* Aim of the exercise: Find the word "老母亲给儿子掏出用白布包着的葵花子" in the listing; pull out each line holding it.

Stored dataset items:
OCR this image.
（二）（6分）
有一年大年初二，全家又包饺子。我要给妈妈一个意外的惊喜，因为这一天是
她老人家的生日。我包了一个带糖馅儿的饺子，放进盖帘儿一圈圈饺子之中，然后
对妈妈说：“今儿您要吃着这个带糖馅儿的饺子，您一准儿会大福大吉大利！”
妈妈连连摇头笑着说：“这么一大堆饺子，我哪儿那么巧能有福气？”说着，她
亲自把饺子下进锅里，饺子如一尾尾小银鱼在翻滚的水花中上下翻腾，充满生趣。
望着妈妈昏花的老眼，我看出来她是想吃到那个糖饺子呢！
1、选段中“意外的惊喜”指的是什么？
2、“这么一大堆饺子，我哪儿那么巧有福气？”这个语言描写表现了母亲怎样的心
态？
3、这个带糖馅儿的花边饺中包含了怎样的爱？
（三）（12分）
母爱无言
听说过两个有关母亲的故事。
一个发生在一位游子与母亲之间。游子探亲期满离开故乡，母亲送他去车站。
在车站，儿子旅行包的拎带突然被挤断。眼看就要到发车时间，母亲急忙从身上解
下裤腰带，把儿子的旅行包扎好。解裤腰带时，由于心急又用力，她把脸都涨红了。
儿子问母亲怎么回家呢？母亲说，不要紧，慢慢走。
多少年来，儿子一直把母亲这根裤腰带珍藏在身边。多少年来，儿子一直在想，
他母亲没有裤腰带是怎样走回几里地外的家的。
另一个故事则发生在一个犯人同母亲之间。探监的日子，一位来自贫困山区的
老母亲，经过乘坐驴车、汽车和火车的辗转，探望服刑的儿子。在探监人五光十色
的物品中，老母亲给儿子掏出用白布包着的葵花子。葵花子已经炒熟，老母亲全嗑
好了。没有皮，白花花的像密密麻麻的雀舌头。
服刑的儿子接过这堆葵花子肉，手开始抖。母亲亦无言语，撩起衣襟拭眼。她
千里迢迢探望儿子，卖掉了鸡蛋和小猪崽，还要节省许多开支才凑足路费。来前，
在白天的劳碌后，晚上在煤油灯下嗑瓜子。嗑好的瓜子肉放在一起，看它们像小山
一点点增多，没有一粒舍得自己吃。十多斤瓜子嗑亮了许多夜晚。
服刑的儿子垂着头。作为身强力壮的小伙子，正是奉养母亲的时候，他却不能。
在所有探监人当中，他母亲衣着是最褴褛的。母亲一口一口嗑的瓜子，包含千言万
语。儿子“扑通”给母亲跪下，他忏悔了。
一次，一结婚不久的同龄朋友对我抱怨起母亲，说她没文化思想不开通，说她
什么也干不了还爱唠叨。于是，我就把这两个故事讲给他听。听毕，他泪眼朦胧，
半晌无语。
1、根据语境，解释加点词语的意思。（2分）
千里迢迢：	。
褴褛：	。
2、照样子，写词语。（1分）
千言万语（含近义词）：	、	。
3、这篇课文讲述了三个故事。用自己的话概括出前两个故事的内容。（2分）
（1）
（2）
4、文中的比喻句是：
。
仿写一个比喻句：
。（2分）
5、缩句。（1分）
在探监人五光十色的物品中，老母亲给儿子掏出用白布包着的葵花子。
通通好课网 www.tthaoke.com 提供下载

* Response below:
的物品中，老母亲给儿子掏出用白布包着的葵花子。葵花子已经炒熟，老母亲全嗑
在探监人五光十色的物品中，老母亲给儿子掏出用白布包着的葵花子。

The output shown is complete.